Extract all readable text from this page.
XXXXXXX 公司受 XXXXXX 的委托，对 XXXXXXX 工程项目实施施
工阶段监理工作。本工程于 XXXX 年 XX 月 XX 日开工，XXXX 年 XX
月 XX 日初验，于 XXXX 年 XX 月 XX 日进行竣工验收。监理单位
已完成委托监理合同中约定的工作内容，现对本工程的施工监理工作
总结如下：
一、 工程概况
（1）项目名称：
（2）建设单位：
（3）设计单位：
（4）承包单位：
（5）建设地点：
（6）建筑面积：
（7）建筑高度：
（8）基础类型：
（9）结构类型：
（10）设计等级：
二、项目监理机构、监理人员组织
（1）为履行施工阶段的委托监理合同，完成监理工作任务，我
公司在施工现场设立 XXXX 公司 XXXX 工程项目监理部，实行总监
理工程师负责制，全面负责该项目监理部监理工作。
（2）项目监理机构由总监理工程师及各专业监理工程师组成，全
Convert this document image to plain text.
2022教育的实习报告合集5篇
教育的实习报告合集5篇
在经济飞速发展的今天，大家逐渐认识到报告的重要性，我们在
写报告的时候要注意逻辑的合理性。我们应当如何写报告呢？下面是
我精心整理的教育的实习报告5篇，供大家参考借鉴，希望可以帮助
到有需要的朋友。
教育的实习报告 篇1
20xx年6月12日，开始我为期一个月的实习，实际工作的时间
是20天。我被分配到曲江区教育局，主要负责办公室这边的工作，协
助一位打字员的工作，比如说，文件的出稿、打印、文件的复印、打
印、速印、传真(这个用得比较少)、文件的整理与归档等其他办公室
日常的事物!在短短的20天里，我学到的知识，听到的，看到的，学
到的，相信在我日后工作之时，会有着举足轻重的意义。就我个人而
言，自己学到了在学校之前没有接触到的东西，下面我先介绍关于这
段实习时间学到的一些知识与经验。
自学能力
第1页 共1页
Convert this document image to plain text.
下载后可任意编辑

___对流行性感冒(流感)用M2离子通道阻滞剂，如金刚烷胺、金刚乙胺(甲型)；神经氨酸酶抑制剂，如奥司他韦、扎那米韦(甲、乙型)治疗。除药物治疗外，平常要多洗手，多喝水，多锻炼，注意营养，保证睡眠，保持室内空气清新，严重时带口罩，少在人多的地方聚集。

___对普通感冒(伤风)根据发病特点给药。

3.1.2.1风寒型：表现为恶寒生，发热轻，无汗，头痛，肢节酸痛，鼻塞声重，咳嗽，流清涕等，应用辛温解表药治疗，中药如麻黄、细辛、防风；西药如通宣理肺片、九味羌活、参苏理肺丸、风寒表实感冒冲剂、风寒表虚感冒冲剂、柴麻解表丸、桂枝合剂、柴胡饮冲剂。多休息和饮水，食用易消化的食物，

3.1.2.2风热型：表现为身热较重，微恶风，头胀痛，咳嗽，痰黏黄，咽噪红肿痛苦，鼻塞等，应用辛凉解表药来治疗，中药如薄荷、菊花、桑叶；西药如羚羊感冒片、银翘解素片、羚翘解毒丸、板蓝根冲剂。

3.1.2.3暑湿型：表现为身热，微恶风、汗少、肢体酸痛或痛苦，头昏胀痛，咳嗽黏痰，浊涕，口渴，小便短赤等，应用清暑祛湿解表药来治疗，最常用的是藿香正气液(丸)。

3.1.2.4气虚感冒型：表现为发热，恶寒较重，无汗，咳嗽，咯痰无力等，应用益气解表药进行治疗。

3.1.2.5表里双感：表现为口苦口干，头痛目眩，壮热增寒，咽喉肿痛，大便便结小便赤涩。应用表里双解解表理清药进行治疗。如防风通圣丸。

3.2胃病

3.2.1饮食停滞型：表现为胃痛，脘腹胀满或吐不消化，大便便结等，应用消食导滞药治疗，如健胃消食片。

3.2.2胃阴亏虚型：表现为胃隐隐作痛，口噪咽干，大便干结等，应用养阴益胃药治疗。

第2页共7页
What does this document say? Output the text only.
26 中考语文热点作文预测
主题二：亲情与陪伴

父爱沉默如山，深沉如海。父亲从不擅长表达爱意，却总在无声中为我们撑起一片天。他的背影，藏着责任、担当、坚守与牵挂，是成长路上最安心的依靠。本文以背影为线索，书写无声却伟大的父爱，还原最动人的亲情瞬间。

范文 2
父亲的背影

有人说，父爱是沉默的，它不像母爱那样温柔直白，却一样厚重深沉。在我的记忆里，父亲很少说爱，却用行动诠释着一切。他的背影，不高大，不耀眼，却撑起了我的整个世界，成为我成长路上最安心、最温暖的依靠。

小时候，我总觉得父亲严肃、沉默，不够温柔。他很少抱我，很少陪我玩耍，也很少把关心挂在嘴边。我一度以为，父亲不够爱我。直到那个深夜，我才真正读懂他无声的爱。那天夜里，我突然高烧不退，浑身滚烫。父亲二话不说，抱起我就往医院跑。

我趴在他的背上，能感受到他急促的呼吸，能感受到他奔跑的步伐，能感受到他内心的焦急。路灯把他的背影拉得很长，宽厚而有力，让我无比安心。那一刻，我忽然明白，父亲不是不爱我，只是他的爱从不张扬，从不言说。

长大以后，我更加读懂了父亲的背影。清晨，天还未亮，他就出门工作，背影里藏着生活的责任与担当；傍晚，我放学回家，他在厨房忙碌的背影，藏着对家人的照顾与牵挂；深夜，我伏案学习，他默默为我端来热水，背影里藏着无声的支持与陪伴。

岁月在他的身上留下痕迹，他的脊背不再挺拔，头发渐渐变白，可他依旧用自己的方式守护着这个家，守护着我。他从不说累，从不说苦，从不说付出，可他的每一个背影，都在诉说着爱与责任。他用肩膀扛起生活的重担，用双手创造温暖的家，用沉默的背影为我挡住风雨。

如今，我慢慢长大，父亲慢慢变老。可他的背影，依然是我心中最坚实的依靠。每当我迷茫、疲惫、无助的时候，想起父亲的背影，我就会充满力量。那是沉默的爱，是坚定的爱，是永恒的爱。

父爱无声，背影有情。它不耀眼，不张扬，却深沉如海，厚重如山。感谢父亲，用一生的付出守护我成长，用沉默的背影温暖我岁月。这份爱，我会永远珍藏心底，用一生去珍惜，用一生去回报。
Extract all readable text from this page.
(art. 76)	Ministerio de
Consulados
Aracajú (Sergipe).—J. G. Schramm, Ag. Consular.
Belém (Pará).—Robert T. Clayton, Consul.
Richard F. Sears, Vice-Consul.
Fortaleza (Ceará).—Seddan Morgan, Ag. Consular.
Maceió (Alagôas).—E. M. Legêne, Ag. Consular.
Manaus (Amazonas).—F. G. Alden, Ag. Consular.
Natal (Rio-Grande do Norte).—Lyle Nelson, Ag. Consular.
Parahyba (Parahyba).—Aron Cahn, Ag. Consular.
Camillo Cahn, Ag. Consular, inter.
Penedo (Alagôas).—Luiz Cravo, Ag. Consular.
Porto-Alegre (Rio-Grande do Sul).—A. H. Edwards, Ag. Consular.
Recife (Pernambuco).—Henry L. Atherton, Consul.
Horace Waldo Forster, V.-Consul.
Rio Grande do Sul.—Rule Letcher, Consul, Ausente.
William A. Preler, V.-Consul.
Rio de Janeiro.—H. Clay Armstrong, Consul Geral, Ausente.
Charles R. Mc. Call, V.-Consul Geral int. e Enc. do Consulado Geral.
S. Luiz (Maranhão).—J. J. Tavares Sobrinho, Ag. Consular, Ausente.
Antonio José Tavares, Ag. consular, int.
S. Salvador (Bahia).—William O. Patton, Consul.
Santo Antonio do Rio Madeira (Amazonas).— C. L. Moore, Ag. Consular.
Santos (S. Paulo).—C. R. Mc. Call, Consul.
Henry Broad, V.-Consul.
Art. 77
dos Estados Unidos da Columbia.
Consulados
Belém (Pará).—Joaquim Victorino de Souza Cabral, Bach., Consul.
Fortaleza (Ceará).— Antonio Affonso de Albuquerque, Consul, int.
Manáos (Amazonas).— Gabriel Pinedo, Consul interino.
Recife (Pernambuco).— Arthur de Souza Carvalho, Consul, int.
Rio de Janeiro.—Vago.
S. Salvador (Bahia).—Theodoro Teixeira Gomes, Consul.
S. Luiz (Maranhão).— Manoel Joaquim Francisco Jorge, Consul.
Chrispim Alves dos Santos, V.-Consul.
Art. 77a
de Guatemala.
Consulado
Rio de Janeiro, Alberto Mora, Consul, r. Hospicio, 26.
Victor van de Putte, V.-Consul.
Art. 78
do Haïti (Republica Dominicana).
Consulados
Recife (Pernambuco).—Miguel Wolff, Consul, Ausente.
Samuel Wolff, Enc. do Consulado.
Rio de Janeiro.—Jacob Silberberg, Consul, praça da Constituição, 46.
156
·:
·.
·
______
### Problem statement
Pick out all lines containing the string "Fortaleza".

### Expected answer
Fortaleza (Ceará).—Seddan Morgan, Ag. Consular.
Fortaleza (Ceará).— Antonio Affonso de Albuquerque, Consul, int.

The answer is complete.